→ Work to complete:
Below are records; count the lines that contain "Permission" and give only the total.

→ Recorded information:
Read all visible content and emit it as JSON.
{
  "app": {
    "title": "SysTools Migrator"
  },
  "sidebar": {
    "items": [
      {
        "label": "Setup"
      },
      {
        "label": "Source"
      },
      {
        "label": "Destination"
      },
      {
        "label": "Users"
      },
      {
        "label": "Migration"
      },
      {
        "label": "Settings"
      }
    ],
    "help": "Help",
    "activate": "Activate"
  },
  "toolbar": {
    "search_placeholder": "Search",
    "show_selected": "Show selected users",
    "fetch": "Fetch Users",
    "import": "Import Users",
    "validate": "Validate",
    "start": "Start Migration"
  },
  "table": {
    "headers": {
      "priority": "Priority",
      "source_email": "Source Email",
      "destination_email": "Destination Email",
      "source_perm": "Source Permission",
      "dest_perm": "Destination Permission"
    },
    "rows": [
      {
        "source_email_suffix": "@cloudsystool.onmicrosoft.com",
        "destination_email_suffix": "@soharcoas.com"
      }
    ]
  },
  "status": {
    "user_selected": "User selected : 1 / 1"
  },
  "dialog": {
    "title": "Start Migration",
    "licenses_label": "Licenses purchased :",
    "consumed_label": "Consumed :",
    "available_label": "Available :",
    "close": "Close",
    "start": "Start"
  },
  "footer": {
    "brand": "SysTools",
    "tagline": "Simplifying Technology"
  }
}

→ Written response:
2